## What to work on
Omit all pictures and give the records below again exactly as written.

## Records for the exercise
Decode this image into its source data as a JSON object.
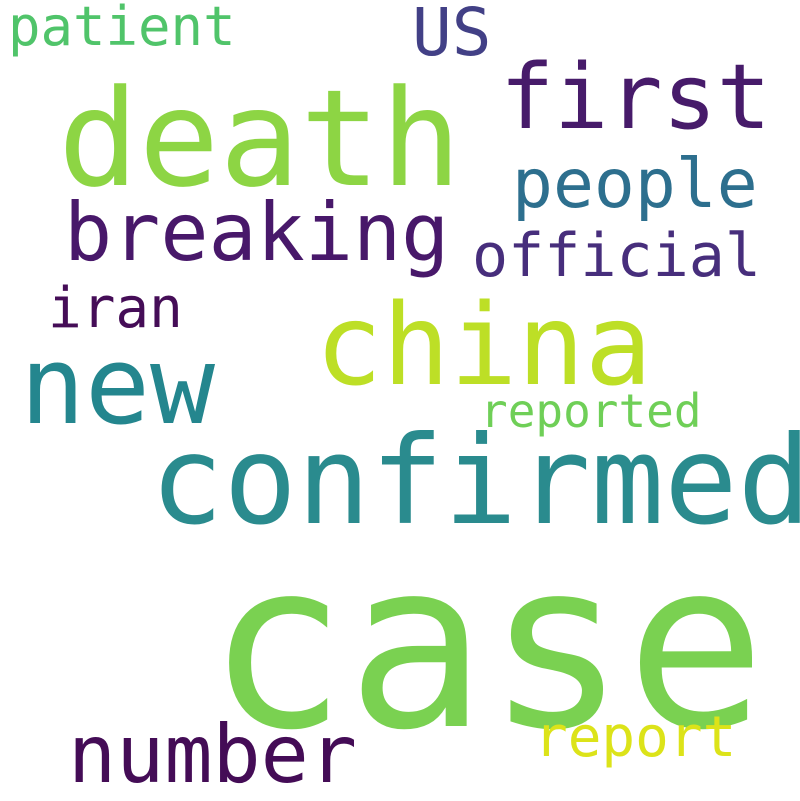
{
  "word_cloud": {
    "background": "#ffffff",
    "words": {
      "case": {
        "text": "case",
        "color": "#7ad151"
      },
      "confirmed": {
        "text": "confirmed",
        "color": "#2a8b8e"
      },
      "death": {
        "text": "death",
        "color": "#8dd544"
      },
      "china": {
        "text": "china",
        "color": "#bddf26"
      },
      "new": {
        "text": "new",
        "color": "#24868e"
      },
      "first": {
        "text": "first",
        "color": "#471b6a"
      },
      "breaking": {
        "text": "breaking",
        "color": "#48186a"
      },
      "number": {
        "text": "number",
        "color": "#440c56"
      },
      "people": {
        "text": "people",
        "color": "#2d6f8e"
      },
      "official": {
        "text": "official",
        "color": "#472e7c"
      },
      "iran": {
        "text": "iran",
        "color": "#450d57"
      },
      "us": {
        "text": "US",
        "color": "#424086"
      },
      "patient": {
        "text": "patient",
        "color": "#50c46a"
      },
      "reported": {
        "text": "reported",
        "color": "#6fcf57"
      },
      "report": {
        "text": "report",
        "color": "#dce319"
      }
    }
  }
}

## Right answer
Decode this image into its source data as a JSON object.
{
  "word_cloud": {
    "background": "#ffffff",
    "words": {
      "case": {
        "text": "case",
        "color": "#7ad151"
      },
      "confirmed": {
        "text": "confirmed",
        "color": "#2a8b8e"
      },
      "death": {
        "text": "death",
        "color": "#8dd544"
      },
      "china": {
        "text": "china",
        "color": "#bddf26"
      },
      "new": {
        "text": "new",
        "color": "#24868e"
      },
      "first": {
        "text": "first",
        "color": "#471b6a"
      },
      "breaking": {
        "text": "breaking",
        "color": "#48186a"
      },
      "number": {
        "text": "number",
        "color": "#440c56"
      },
      "people": {
        "text": "people",
        "color": "#2d6f8e"
      },
      "official": {
        "text": "official",
        "color": "#472e7c"
      },
      "iran": {
        "text": "iran",
        "color": "#450d57"
      },
      "us": {
        "text": "US",
        "color": "#424086"
      },
      "patient": {
        "text": "patient",
        "color": "#50c46a"
      },
      "reported": {
        "text": "reported",
        "color": "#6fcf57"
      },
      "report": {
        "text": "report",
        "color": "#dce319"
      }
    }
  }
}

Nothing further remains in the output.